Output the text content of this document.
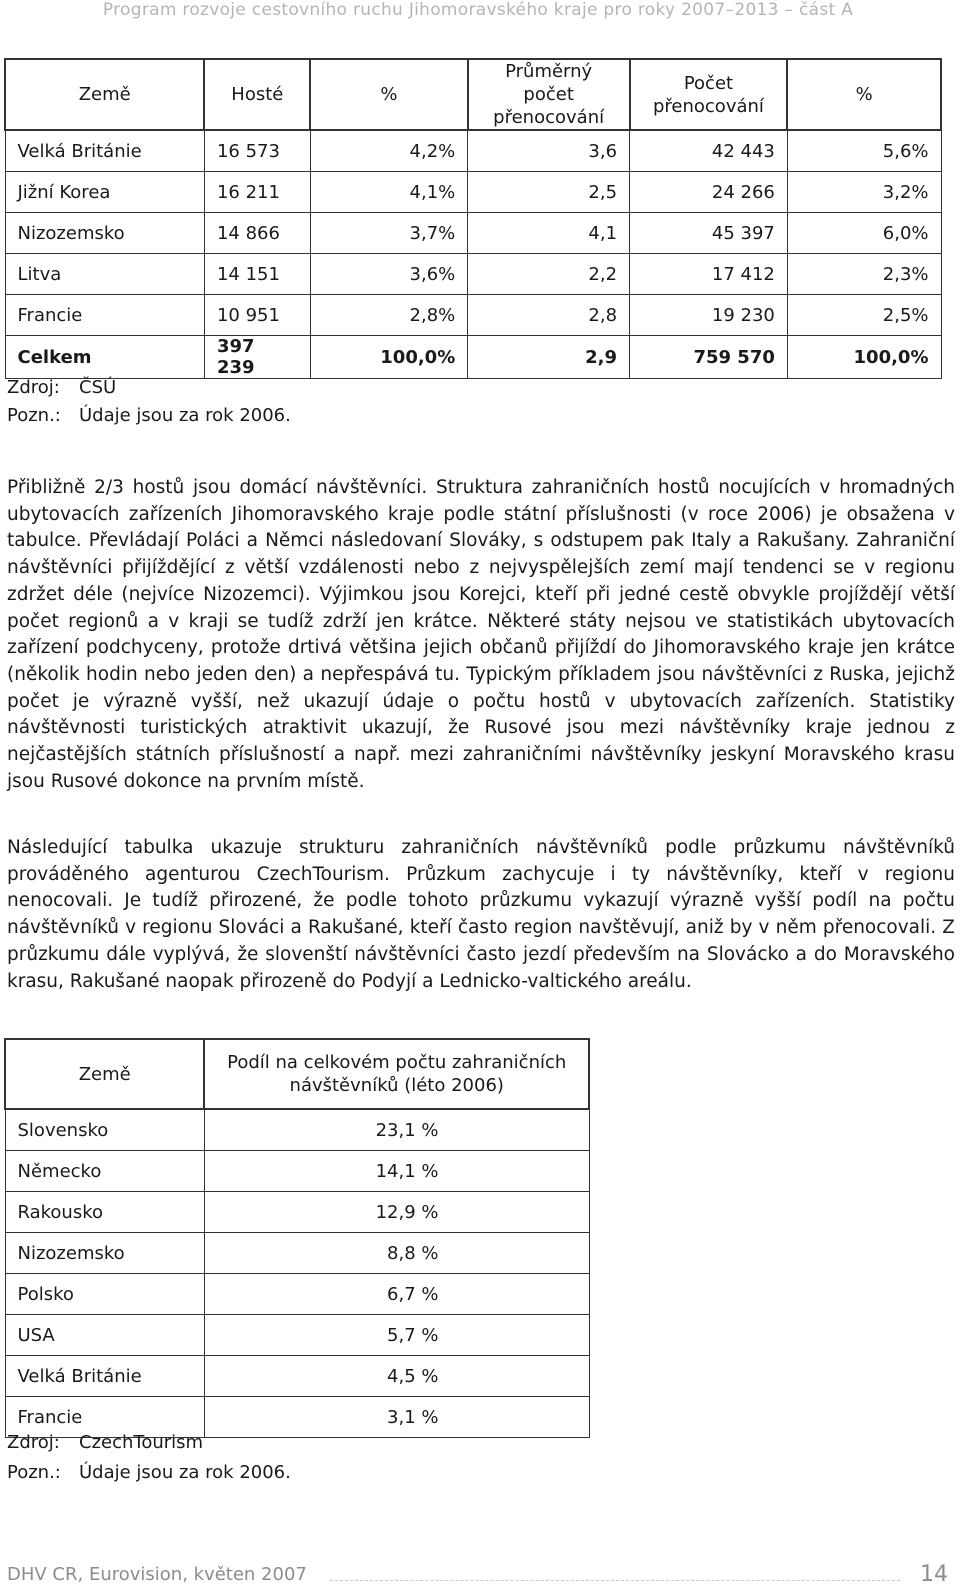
Program rozvoje cestovního ruchu Jihomoravského kraje pro roky 2007–2013 – část A
Země	Hosté	%	Průměrný počet přenocování	Počet přenocování	%
Velká Británie	16 573	4,2%	3,6	42 443	5,6%
Jižní Korea	16 211	4,1%	2,5	24 266	3,2%
Nizozemsko	14 866	3,7%	4,1	45 397	6,0%
Litva	14 151	3,6%	2,2	17 412	2,3%
Francie	10 951	2,8%	2,8	19 230	2,5%
Celkem	397 239	100,0%	2,9	759 570	100,0%
Zdroj: ČSÚ
Pozn.: Údaje jsou za rok 2006.
Přibližně 2/3 hostů jsou domácí návštěvníci. Struktura zahraničních hostů nocujících v hromadných ubytovacích zařízeních Jihomoravského kraje podle státní příslušnosti (v roce 2006) je obsažena v tabulce. Převládají Poláci a Němci následovaní Slováky, s odstupem pak Italy a Rakušany. Zahraniční návštěvníci přijíždějící z větší vzdálenosti nebo z nejvyspělejších zemí mají tendenci se v regionu zdržet déle (nejvíce Nizozemci). Výjimkou jsou Korejci, kteří při jedné cestě obvykle projíždějí větší počet regionů a v kraji se tudíž zdrží jen krátce. Některé státy nejsou ve statistikách ubytovacích zařízení podchyceny, protože drtivá většina jejich občanů přijíždí do Jihomoravského kraje jen krátce (několik hodin nebo jeden den) a nepřespává tu. Typickým příkladem jsou návštěvníci z Ruska, jejichž počet je výrazně vyšší, než ukazují údaje o počtu hostů v ubytovacích zařízeních. Statistiky návštěvnosti turistických atraktivit ukazují, že Rusové jsou mezi návštěvníky kraje jednou z nejčastějších státních příslušností a např. mezi zahraničními návštěvníky jeskyní Moravského krasu jsou Rusové dokonce na prvním místě.
Následující tabulka ukazuje strukturu zahraničních návštěvníků podle průzkumu návštěvníků prováděného agenturou CzechTourism. Průzkum zachycuje i ty návštěvníky, kteří v regionu nenocovali. Je tudíž přirozené, že podle tohoto průzkumu vykazují výrazně vyšší podíl na počtu návštěvníků v regionu Slováci a Rakušané, kteří často region navštěvují, aniž by v něm přenocovali. Z průzkumu dále vyplývá, že slovenští návštěvníci často jezdí především na Slovácko a do Moravského krasu, Rakušané naopak přirozeně do Podyjí a Lednicko-valtického areálu.
Země	Podíl na celkovém počtu zahraničních návštěvníků (léto 2006)
Slovensko	23,1 %
Německo	14,1 %
Rakousko	12,9 %
Nizozemsko	8,8 %
Polsko	6,7 %
USA	5,7 %
Velká Británie	4,5 %
Francie	3,1 %
Zdroj: CzechTourism
Pozn.: Údaje jsou za rok 2006.
DHV CR, Eurovision, květen 2007	14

Aim ::
Reproduce the entries exactly. Do not carry over any picture.

Solution to this task ::
Output the text content of this document.
Program rozvoje cestovního ruchu Jihomoravského kraje pro roky 2007–2013 – část A
Země	Hosté	%	Průměrný počet přenocování	Počet přenocování	%
Velká Británie	16 573	4,2%	3,6	42 443	5,6%
Jižní Korea	16 211	4,1%	2,5	24 266	3,2%
Nizozemsko	14 866	3,7%	4,1	45 397	6,0%
Litva	14 151	3,6%	2,2	17 412	2,3%
Francie	10 951	2,8%	2,8	19 230	2,5%
Celkem	397 239	100,0%	2,9	759 570	100,0%
Zdroj: ČSÚ
Pozn.: Údaje jsou za rok 2006.
Přibližně 2/3 hostů jsou domácí návštěvníci. Struktura zahraničních hostů nocujících v hromadných ubytovacích zařízeních Jihomoravského kraje podle státní příslušnosti (v roce 2006) je obsažena v tabulce. Převládají Poláci a Němci následovaní Slováky, s odstupem pak Italy a Rakušany. Zahraniční návštěvníci přijíždějící z větší vzdálenosti nebo z nejvyspělejších zemí mají tendenci se v regionu zdržet déle (nejvíce Nizozemci). Výjimkou jsou Korejci, kteří při jedné cestě obvykle projíždějí větší počet regionů a v kraji se tudíž zdrží jen krátce. Některé státy nejsou ve statistikách ubytovacích zařízení podchyceny, protože drtivá většina jejich občanů přijíždí do Jihomoravského kraje jen krátce (několik hodin nebo jeden den) a nepřespává tu. Typickým příkladem jsou návštěvníci z Ruska, jejichž počet je výrazně vyšší, než ukazují údaje o počtu hostů v ubytovacích zařízeních. Statistiky návštěvnosti turistických atraktivit ukazují, že Rusové jsou mezi návštěvníky kraje jednou z nejčastějších státních příslušností a např. mezi zahraničními návštěvníky jeskyní Moravského krasu jsou Rusové dokonce na prvním místě.
Následující tabulka ukazuje strukturu zahraničních návštěvníků podle průzkumu návštěvníků prováděného agenturou CzechTourism. Průzkum zachycuje i ty návštěvníky, kteří v regionu nenocovali. Je tudíž přirozené, že podle tohoto průzkumu vykazují výrazně vyšší podíl na počtu návštěvníků v regionu Slováci a Rakušané, kteří často region navštěvují, aniž by v něm přenocovali. Z průzkumu dále vyplývá, že slovenští návštěvníci často jezdí především na Slovácko a do Moravského krasu, Rakušané naopak přirozeně do Podyjí a Lednicko-valtického areálu.
Země	Podíl na celkovém počtu zahraničních návštěvníků (léto 2006)
Slovensko	23,1 %
Německo	14,1 %
Rakousko	12,9 %
Nizozemsko	8,8 %
Polsko	6,7 %
USA	5,7 %
Velká Británie	4,5 %
Francie	3,1 %
Zdroj: CzechTourism
Pozn.: Údaje jsou za rok 2006.
DHV CR, Eurovision, květen 2007	14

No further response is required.